Items from a data source
::::::::::
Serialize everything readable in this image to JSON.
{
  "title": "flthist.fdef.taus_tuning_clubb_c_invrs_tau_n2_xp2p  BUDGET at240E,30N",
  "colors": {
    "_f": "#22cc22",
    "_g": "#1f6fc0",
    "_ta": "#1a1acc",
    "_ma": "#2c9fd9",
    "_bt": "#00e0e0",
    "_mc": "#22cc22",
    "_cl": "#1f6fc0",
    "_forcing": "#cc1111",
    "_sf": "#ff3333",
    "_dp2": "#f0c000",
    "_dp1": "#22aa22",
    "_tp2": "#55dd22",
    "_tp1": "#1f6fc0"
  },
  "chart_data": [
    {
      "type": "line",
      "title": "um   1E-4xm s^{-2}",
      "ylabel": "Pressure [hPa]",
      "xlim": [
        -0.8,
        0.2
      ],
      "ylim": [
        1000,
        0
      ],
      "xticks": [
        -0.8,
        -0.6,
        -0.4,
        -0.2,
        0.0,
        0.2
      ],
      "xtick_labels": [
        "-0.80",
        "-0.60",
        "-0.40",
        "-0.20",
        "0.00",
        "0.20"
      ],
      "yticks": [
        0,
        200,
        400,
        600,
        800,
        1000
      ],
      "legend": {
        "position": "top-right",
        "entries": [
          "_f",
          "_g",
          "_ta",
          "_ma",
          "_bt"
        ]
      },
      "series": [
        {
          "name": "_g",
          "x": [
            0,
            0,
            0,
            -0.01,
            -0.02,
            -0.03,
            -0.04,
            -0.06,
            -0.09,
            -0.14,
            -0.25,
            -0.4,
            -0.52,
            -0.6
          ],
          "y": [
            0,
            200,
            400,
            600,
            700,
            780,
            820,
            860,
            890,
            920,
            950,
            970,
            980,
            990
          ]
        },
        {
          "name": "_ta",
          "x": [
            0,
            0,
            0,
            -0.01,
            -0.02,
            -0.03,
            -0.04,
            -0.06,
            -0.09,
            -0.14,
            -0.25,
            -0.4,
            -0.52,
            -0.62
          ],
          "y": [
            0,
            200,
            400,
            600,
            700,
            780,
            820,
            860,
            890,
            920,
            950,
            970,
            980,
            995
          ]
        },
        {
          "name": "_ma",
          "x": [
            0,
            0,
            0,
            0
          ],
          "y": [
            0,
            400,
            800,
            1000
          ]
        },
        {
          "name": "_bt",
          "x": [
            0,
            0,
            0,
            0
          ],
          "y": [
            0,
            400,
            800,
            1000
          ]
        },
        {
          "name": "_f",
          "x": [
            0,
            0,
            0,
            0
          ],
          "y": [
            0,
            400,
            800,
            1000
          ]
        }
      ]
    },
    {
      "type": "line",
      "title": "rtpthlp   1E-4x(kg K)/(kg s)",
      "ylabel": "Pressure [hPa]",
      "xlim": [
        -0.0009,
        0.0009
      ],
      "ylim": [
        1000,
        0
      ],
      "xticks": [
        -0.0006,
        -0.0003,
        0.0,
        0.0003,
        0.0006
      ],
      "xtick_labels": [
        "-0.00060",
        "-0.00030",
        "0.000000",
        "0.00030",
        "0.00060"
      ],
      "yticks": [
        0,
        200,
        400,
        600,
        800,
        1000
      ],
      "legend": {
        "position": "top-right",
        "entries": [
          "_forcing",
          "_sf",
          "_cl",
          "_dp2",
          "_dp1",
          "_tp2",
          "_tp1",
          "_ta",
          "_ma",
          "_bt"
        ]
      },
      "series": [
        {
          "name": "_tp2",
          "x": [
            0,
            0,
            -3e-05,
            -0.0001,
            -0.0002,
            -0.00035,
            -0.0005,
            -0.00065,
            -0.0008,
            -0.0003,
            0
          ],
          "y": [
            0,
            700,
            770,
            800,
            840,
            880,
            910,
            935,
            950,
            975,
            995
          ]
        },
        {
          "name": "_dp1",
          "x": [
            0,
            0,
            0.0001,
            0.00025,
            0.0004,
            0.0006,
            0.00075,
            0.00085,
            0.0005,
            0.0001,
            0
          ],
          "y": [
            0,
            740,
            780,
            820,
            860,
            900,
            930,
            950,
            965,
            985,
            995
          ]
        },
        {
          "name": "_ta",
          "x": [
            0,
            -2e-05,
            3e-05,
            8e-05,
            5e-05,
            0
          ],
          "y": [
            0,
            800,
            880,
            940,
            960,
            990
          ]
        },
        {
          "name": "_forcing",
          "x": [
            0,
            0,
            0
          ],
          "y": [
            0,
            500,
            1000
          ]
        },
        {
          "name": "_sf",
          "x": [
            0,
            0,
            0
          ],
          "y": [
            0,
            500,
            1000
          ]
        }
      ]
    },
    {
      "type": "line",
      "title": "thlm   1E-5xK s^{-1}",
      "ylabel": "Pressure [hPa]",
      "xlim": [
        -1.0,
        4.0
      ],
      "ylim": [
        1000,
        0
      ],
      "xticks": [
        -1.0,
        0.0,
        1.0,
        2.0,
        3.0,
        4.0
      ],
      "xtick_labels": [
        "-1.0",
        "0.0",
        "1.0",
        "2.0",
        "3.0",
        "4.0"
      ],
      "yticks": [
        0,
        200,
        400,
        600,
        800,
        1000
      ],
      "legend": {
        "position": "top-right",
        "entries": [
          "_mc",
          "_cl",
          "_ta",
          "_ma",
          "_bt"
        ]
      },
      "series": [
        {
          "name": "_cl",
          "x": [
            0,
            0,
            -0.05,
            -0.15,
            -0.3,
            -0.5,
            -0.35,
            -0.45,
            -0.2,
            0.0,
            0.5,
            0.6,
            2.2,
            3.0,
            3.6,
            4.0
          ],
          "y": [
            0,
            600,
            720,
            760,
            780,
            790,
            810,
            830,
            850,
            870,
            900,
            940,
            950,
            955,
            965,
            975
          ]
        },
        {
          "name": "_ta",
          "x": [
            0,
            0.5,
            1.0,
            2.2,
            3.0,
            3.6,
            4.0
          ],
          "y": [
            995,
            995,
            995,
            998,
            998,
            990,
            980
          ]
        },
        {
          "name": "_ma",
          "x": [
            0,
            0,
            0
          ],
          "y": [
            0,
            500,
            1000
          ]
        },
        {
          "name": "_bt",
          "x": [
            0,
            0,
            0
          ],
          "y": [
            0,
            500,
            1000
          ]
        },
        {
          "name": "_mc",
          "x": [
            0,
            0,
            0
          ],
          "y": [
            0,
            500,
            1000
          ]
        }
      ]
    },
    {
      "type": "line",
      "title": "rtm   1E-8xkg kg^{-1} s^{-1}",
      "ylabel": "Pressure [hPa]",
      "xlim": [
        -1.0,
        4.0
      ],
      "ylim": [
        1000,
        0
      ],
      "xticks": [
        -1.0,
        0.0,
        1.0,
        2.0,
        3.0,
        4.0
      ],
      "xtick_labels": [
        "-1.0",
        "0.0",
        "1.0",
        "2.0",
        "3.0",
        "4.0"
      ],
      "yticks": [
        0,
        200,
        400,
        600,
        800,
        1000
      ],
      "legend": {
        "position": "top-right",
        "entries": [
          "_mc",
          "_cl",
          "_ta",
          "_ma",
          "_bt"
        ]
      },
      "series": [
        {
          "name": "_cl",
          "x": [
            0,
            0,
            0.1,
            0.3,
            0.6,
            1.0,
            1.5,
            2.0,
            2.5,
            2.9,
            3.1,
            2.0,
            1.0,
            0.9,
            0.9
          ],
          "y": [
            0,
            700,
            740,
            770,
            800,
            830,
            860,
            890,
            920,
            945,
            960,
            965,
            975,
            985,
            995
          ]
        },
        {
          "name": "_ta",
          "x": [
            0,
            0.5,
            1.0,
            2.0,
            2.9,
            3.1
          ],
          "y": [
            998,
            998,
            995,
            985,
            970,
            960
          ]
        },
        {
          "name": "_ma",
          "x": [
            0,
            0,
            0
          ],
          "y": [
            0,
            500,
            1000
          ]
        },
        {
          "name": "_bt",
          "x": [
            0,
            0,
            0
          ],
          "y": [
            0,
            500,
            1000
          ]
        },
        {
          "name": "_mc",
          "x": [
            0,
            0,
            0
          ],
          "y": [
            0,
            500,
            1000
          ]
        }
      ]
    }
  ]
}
::::::::::
Exercise directions: Report every line containing the word "title" from the listing above.

Completed exercise:
  "title": "flthist.fdef.taus_tuning_clubb_c_invrs_tau_n2_xp2p  BUDGET at240E,30N",
      "title": "um   1E-4xm s^{-2}",
      "title": "rtpthlp   1E-4x(kg K)/(kg s)",
      "title": "thlm   1E-5xK s^{-1}",
      "title": "rtm   1E-8xkg kg^{-1} s^{-1}",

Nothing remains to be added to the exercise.